SHORT PROBLEM: Count the lines in the entries below that include the word "pagi". Give nothing but the number.

-=-=-

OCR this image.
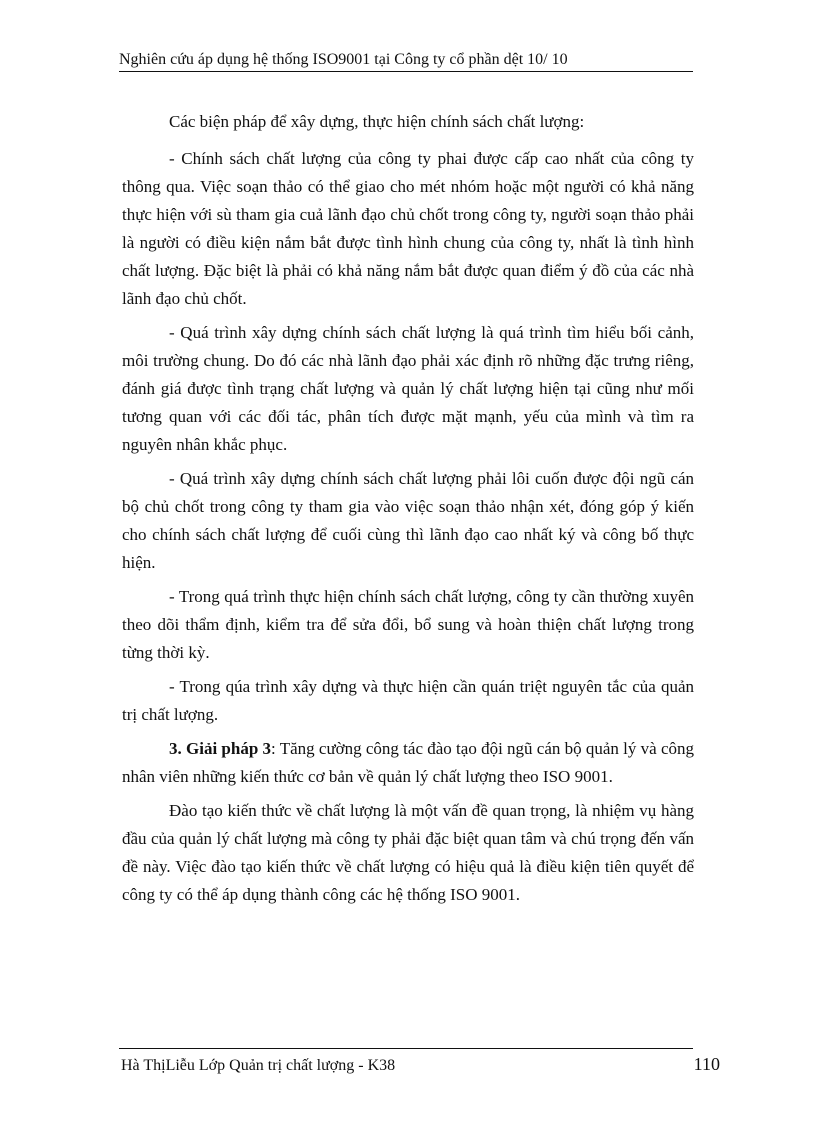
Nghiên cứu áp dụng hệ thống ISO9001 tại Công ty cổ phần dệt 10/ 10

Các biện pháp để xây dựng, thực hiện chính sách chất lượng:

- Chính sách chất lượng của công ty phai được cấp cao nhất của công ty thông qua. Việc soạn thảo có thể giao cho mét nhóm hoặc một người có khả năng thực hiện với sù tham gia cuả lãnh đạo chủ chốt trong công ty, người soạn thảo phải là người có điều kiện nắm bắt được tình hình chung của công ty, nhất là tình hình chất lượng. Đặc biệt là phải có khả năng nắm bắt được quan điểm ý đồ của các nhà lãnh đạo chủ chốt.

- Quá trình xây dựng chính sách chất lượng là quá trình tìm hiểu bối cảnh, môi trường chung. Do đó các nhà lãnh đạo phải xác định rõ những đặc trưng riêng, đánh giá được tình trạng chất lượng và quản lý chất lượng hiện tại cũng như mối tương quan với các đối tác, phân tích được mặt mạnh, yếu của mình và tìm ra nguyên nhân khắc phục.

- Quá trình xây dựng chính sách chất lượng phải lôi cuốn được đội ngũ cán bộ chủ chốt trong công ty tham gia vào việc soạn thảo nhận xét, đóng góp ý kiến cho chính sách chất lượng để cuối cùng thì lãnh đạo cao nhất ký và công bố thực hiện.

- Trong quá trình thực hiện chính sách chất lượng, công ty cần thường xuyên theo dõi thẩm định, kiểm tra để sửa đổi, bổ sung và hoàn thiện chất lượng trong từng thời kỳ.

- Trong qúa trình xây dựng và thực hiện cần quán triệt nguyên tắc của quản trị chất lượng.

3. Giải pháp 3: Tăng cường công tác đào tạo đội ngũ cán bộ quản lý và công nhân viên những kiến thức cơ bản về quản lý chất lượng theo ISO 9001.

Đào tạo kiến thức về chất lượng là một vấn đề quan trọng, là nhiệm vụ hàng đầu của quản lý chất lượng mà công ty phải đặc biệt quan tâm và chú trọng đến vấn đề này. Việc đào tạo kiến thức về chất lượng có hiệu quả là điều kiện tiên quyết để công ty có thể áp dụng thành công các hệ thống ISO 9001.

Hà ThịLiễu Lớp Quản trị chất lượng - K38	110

-=-=-

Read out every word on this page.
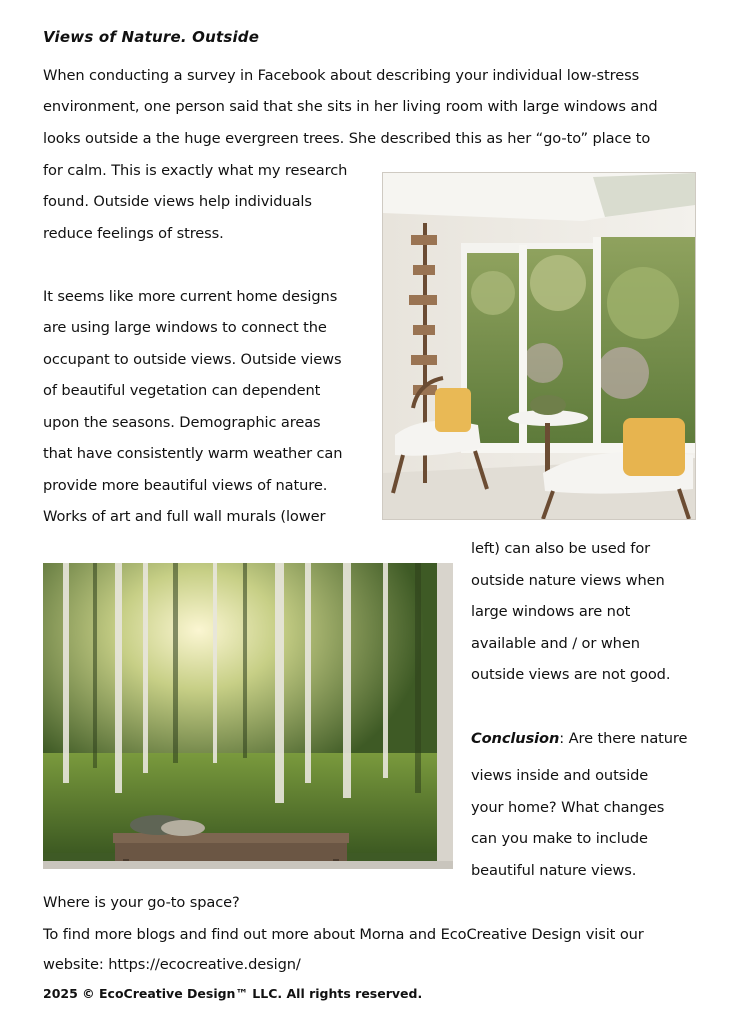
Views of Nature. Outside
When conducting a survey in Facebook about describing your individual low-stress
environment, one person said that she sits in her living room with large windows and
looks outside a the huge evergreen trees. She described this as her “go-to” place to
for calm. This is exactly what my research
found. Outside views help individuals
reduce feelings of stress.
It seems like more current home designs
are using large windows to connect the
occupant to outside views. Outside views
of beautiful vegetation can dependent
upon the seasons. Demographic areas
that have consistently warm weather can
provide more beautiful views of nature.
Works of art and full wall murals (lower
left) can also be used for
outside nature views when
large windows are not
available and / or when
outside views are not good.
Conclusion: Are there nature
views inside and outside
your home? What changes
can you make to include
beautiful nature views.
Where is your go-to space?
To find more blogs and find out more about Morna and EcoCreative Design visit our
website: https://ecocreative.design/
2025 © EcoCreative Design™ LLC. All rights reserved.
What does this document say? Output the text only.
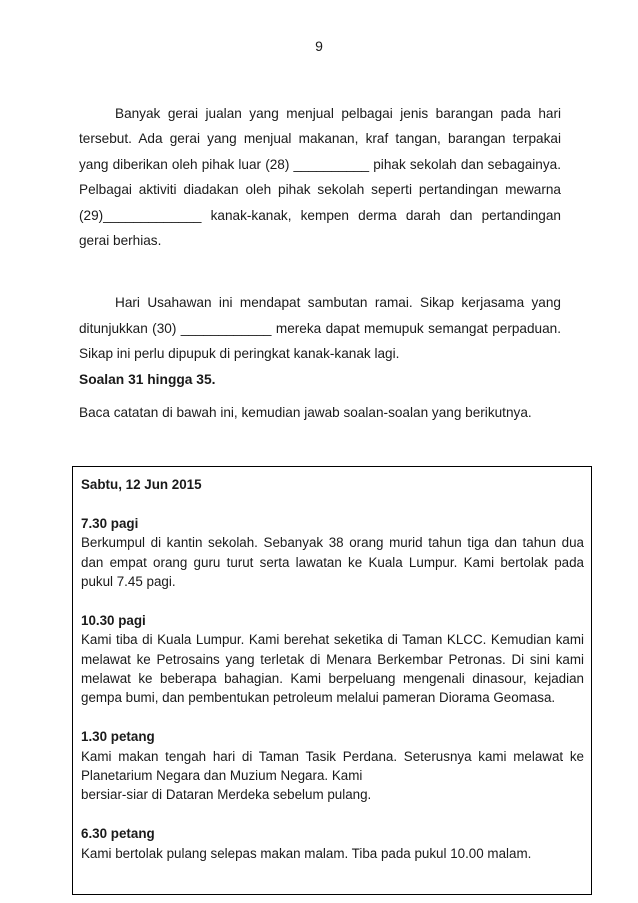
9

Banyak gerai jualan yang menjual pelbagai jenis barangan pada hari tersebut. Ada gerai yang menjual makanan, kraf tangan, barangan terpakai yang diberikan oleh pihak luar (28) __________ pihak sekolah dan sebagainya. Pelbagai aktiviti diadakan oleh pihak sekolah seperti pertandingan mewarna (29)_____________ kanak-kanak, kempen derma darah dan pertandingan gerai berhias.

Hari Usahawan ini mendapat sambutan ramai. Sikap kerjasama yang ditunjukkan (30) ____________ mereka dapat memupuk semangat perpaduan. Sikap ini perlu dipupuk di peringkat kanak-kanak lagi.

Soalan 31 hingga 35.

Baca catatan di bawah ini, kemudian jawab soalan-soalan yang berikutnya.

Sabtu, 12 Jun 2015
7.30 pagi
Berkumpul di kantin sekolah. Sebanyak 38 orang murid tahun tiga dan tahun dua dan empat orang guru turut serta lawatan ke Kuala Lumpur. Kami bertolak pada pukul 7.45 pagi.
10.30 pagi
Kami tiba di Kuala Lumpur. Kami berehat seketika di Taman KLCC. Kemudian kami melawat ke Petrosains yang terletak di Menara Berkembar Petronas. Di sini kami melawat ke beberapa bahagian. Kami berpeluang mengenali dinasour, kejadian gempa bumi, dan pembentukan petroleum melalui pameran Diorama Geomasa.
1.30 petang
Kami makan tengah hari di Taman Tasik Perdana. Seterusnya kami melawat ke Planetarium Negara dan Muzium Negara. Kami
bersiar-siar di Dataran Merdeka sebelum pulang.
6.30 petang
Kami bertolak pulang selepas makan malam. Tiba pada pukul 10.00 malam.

-=-=-

RESULT FOR THIS TASK: 3